Requirements => Filter the data for lines with the word "узлами", then copy every line so identified.

The records =>

++++++++++

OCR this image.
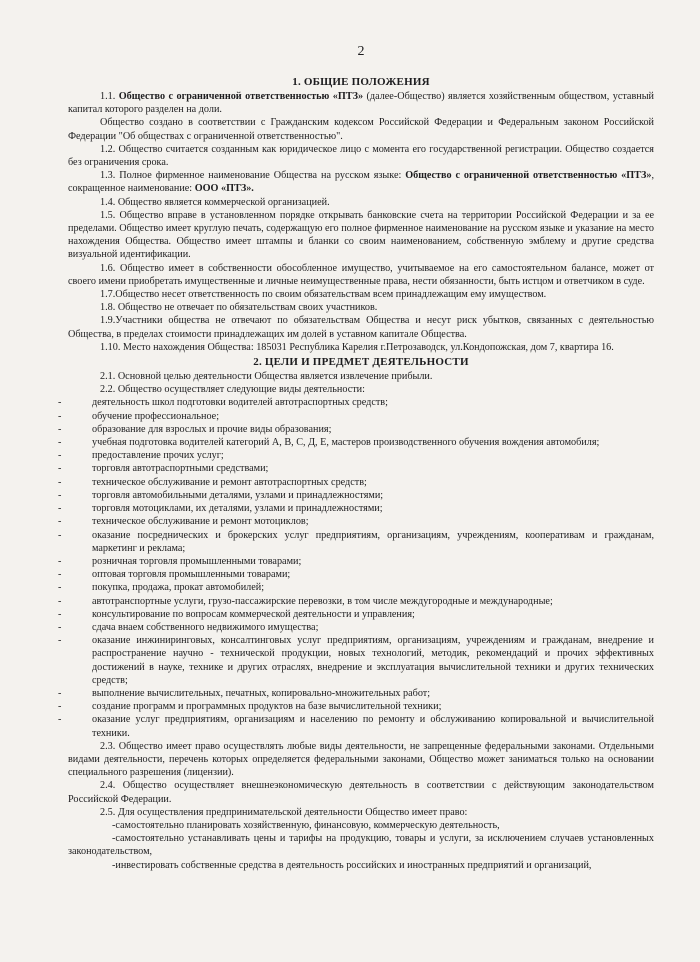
2
1. ОБЩИЕ ПОЛОЖЕНИЯ

1.1. Общество с ограниченной ответственностью «ПТЗ» (далее-Общество) является хозяйственным обществом, уставный капитал которого разделен на доли.

Общество создано в соответствии с Гражданским кодексом Российской Федерации и Федеральным законом Российской Федерации "Об обществах с ограниченной ответственностью".

1.2. Общество считается созданным как юридическое лицо с момента его государственной регистрации. Общество создается без ограничения срока.

1.3. Полное фирменное наименование Общества на русском языке: Общество с ограниченной ответственностью «ПТЗ», сокращенное наименование: ООО «ПТЗ».

1.4. Общество является коммерческой организацией.

1.5. Общество вправе в установленном порядке открывать банковские счета на территории Российской Федерации и за ее пределами. Общество имеет круглую печать, содержащую его полное фирменное наименование на русском языке и указание на место нахождения Общества. Общество имеет штампы и бланки со своим наименованием, собственную эмблему и другие средства визуальной идентификации.

1.6. Общество имеет в собственности обособленное имущество, учитываемое на его самостоятельном балансе, может от своего имени приобретать имущественные и личные неимущественные права, нести обязанности, быть истцом и ответчиком в суде.

1.7.Общество несет ответственность по своим обязательствам всем принадлежащим ему имуществом.

1.8. Общество не отвечает по обязательствам своих участников.

1.9.Участники общества не отвечают по обязательствам Общества и несут риск убытков, связанных с деятельностью Общества, в пределах стоимости принадлежащих им долей в уставном капитале Общества.

1.10. Место нахождения Общества: 185031 Республика Карелия г.Петрозаводск, ул.Кондопожская, дом 7, квартира 16.

2. ЦЕЛИ И ПРЕДМЕТ ДЕЯТЕЛЬНОСТИ

2.1. Основной целью деятельности Общества является извлечение прибыли.

2.2. Общество осуществляет следующие виды деятельности:

-	деятельность школ подготовки водителей автотраспортных средств;
-	обучение профессиональное;
-	образование для взрослых и прочие виды образования;
-	учебная подготовка водителей категорий А, В, С, Д, Е, мастеров производственного обучения вождения автомобиля;
-	предоставление прочих услуг;
-	торговля автотраспортными средствами;
-	техническое обслуживание и ремонт автотраспортных средств;
-	торговля автомобильными деталями, узлами и принадлежностями;
-	торговля мотоциклами, их деталями, узлами и принадлежностями;
-	техническое обслуживание и ремонт мотоциклов;
-	оказание посреднических и брокерских услуг предприятиям, организациям, учреждениям, кооперативам и гражданам, маркетинг и реклама;
-	розничная торговля промышленными товарами;
-	оптовая торговля промышленными товарами;
-	покупка, продажа, прокат автомобилей;
-	автотранспортные услуги, грузо-пассажирские перевозки, в том числе междугородные и международные;
-	консультирование по вопросам коммерческой деятельности и управления;
-	сдача внаем собственного недвижимого имущества;
-	оказание инжиниринговых, консалтинговых услуг предприятиям, организациям, учреждениям и гражданам, внедрение и распространение научно - технической продукции, новых технологий, методик, рекомендаций и прочих эффективных достижений в науке, технике и других отраслях, внедрение и эксплуатация вычислительной техники и других технических средств;
-	выполнение вычислительных, печатных, копировально-множительных работ;
-	создание программ и программных продуктов на базе вычислительной техники;
-	оказание услуг предприятиям, организациям и населению по ремонту и обслуживанию копировальной и вычислительной техники.

2.3. Общество имеет право осуществлять любые виды деятельности, не запрещенные федеральными законами. Отдельными видами деятельности, перечень которых определяется федеральными законами, Общество может заниматься только на основании специального разрешения (лицензии).

2.4. Общество осуществляет внешнеэкономическую деятельность в соответствии с действующим законодательством Российской Федерации.

2.5. Для осуществления предпринимательской деятельности Общество имеет право:

-самостоятельно планировать хозяйственную, финансовую, коммерческую деятельность,

-самостоятельно устанавливать цены и тарифы на продукцию, товары и услуги, за исключением случаев установленных законодательством,

-инвестировать собственные средства в деятельность российских и иностранных предприятий и организаций,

++++++++++

Reply to the exercise =>
-	торговля автомобильными деталями, узлами и принадлежностями;
-	торговля мотоциклами, их деталями, узлами и принадлежностями;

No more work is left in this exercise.